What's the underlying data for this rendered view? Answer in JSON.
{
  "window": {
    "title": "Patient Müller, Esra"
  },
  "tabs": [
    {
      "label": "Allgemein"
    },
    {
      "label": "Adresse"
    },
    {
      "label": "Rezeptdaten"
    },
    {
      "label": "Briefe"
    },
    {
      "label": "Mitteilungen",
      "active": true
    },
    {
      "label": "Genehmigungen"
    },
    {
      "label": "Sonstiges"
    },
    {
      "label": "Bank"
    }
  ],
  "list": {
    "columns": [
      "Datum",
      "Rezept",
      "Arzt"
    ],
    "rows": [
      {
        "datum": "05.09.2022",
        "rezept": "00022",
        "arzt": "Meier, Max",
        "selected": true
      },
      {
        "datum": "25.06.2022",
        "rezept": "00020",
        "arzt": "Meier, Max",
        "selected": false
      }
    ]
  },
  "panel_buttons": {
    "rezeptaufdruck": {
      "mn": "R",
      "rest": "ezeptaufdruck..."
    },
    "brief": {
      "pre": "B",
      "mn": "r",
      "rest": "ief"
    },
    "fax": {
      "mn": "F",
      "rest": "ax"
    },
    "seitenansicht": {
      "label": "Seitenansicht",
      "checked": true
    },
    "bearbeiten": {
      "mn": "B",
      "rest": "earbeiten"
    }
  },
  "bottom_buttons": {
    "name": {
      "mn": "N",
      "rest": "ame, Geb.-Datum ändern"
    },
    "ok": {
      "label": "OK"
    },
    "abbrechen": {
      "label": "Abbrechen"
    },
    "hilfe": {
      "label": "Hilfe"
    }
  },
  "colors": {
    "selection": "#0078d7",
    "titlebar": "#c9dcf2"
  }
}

__BRIEF__. Pull every line containing "label" from the data.

__ANSWER TO THE TASK__.
      "label": "Allgemein"
      "label": "Adresse"
      "label": "Rezeptdaten"
      "label": "Briefe"
      "label": "Mitteilungen",
      "label": "Genehmigungen"
      "label": "Sonstiges"
      "label": "Bank"
      "label": "Seitenansicht",
      "label": "OK"
      "label": "Abbrechen"
      "label": "Hilfe"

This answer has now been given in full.